### Exercise task
Among the entries below, find how many lines carry the word "Богдан" and state only that figure.

### Source material
"""
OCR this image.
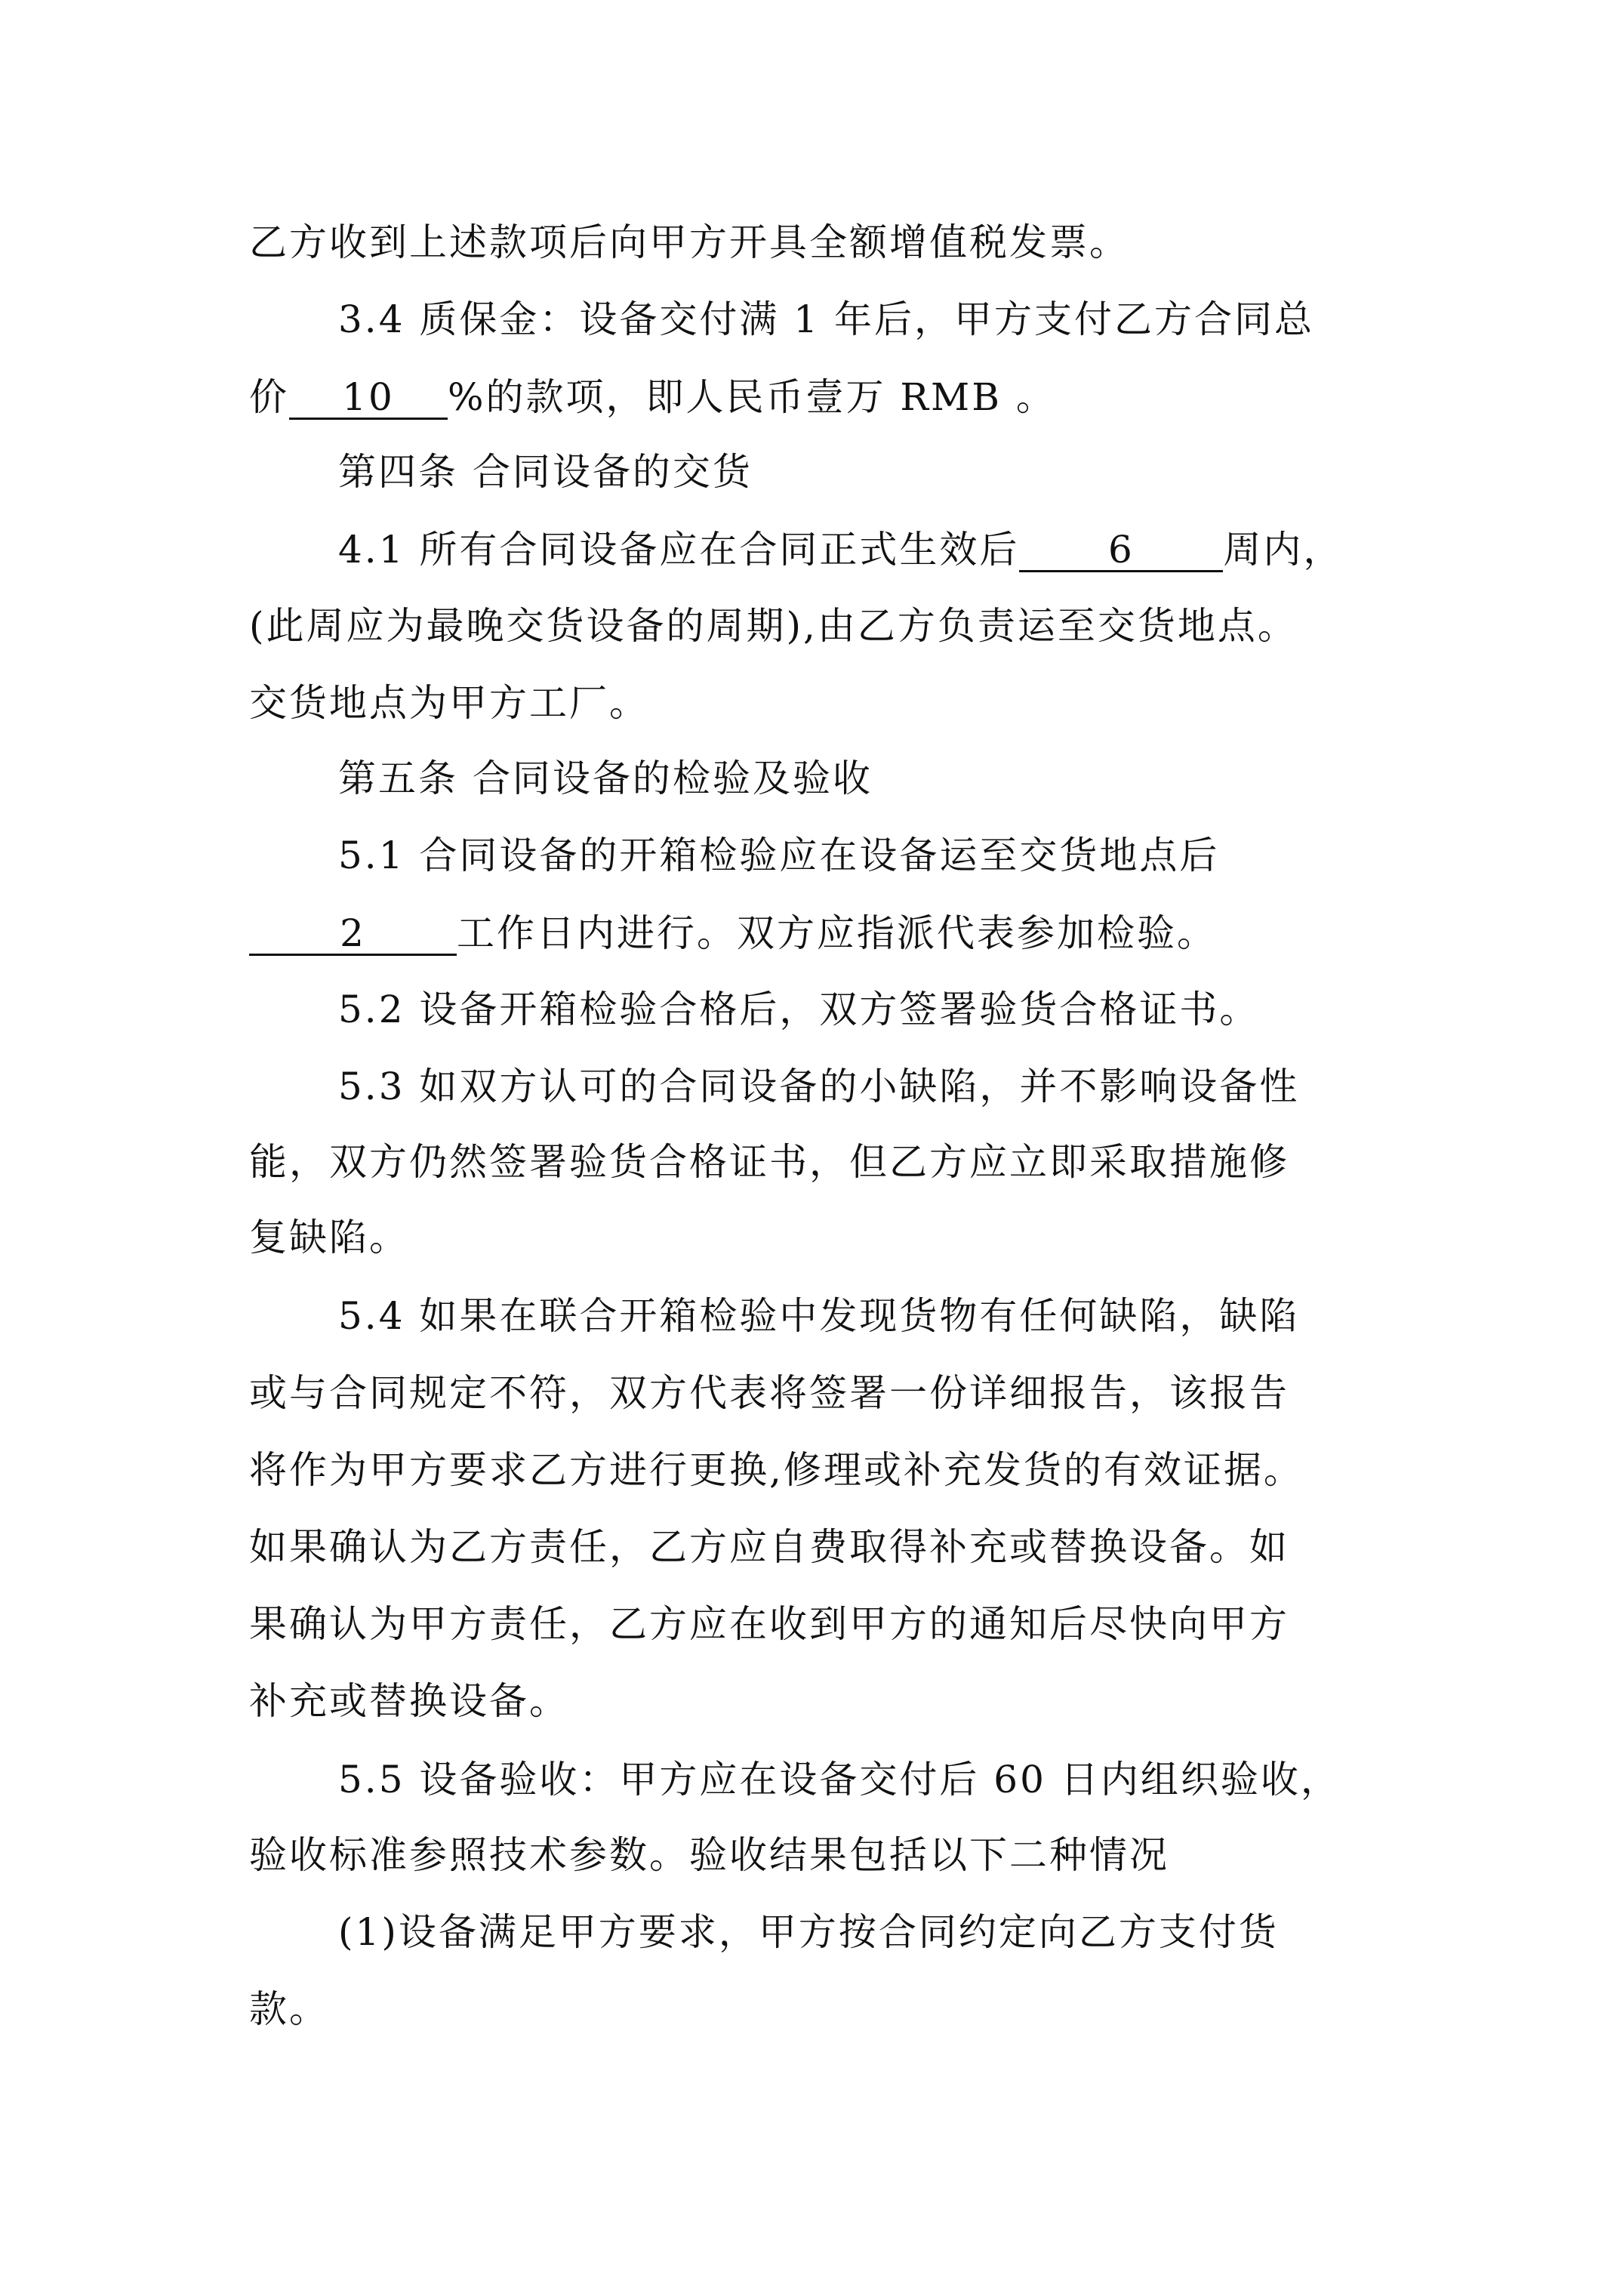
乙方收到上述款项后向甲方开具全额增值税发票。
3.4 质保金：设备交付满 1 年后，甲方支付乙方合同总
价 10 %的款项，即人民币壹万 RMB 。
第四条 合同设备的交货
4.1 所有合同设备应在合同正式生效后 6 周内，
(此周应为最晚交货设备的周期),由乙方负责运至交货地点。
交货地点为甲方工厂。
第五条 合同设备的检验及验收
5.1 合同设备的开箱检验应在设备运至交货地点后
2 工作日内进行。双方应指派代表参加检验。
5.2 设备开箱检验合格后，双方签署验货合格证书。
5.3 如双方认可的合同设备的小缺陷，并不影响设备性
能，双方仍然签署验货合格证书，但乙方应立即采取措施修
复缺陷。
5.4 如果在联合开箱检验中发现货物有任何缺陷，缺陷
或与合同规定不符，双方代表将签署一份详细报告，该报告
将作为甲方要求乙方进行更换,修理或补充发货的有效证据。
如果确认为乙方责任，乙方应自费取得补充或替换设备。如
果确认为甲方责任，乙方应在收到甲方的通知后尽快向甲方
补充或替换设备。
5.5 设备验收：甲方应在设备交付后 60 日内组织验收，
验收标准参照技术参数。验收结果包括以下二种情况
(1)设备满足甲方要求，甲方按合同约定向乙方支付货
款。
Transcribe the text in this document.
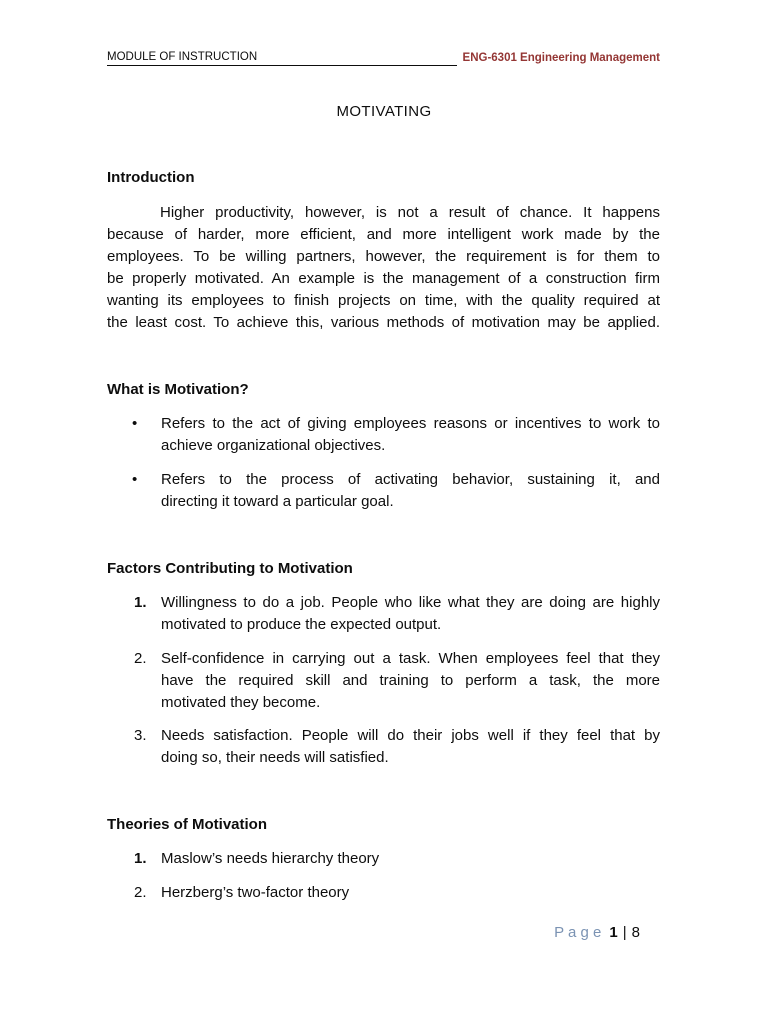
MODULE OF INSTRUCTION	ENG-6301 Engineering Management
MOTIVATING
Introduction
Higher productivity, however, is not a result of chance. It happens
because of harder, more efficient, and more intelligent work made by the
employees. To be willing partners, however, the requirement is for them to
be properly motivated. An example is the management of a construction firm
wanting its employees to finish projects on time, with the quality required at
the least cost. To achieve this, various methods of motivation may be applied.
What is Motivation?
• Refers to the act of giving employees reasons or incentives to work to
achieve organizational objectives.
• Refers to the process of activating behavior, sustaining it, and
directing it toward a particular goal.
Factors Contributing to Motivation
1. Willingness to do a job. People who like what they are doing are highly
motivated to produce the expected output.
2. Self-confidence in carrying out a task. When employees feel that they
have the required skill and training to perform a task, the more
motivated they become.
3. Needs satisfaction. People will do their jobs well if they feel that by
doing so, their needs will satisfied.
Theories of Motivation
1. Maslow’s needs hierarchy theory
2. Herzberg’s two-factor theory
P a g e 1 | 8
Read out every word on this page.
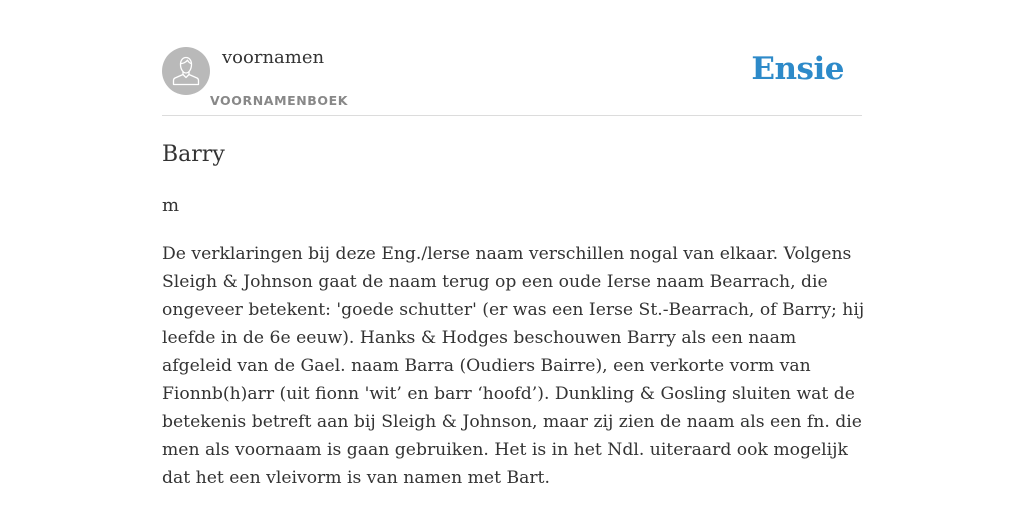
voornamen
VOORNAMENBOEK
Ensie
Barry
m

De verklaringen bij deze Eng./lerse naam verschillen nogal van elkaar. Volgens Sleigh & Johnson gaat de naam terug op een oude Ierse naam Bearrach, die ongeveer betekent: 'goede schutter' (er was een Ierse St.-Bearrach, of Barry; hij leefde in de 6e eeuw). Hanks & Hodges beschouwen Barry als een naam afgeleid van de Gael. naam Barra (Oudiers Bairre), een verkorte vorm van Fionnb(h)arr (uit fionn 'wit’ en barr ‘hoofd’). Dunkling & Gosling sluiten wat de betekenis betreft aan bij Sleigh & Johnson, maar zij zien de naam als een fn. die men als voornaam is gaan gebruiken. Het is in het Ndl. uiteraard ook mogelijk dat het een vleivorm is van namen met Bart.
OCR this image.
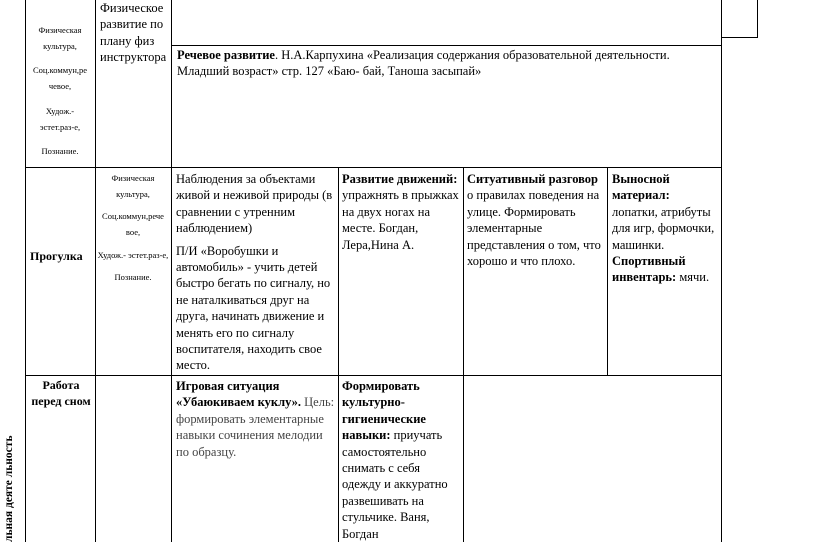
Физическая культура,
Соц.коммун,ре чевое,
Худож.- эстет.раз-е,
Познание.
Физическое развитие по плану физ инструктора Речевое развитие. Н.А.Карпухина «Реализация содержания образовательной деятельности. Младший возраст» стр. 127 «Баю- бай, Таноша засыпай»
Прогулка
Физическая культура,
Соц.коммун,рече вое,
Худож.- эстет.раз-е,
Познание.
Наблюдения за объектами живой и неживой природы (в сравнении с утренним наблюдением)
П/И «Воробушки и автомобиль» - учить детей быстро бегать по сигналу, но не наталкиваться друг на друга, начинать движение и менять его по сигналу воспитателя, находить свое место.
Развитие движений: упражнять в прыжках на двух ногах на месте. Богдан, Лера,Нина А.
Ситуативный разговор о правилах поведения на улице. Формировать элементарные представления о том, что хорошо и что плохо.
Выносной материал: лопатки, атрибуты для игр, формочки, машинки. Спортивный инвентарь: мячи.
Работа перед сном
Игровая ситуация «Убаюкиваем куклу». Цель: формировать элементарные навыки сочинения мелодии по образцу.
Формировать культурно-гигиенические навыки: приучать самостоятельно снимать с себя одежду и аккуратно развешивать на стульчике. Ваня, Богдан
льная деяте льность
"""
### Complete response
2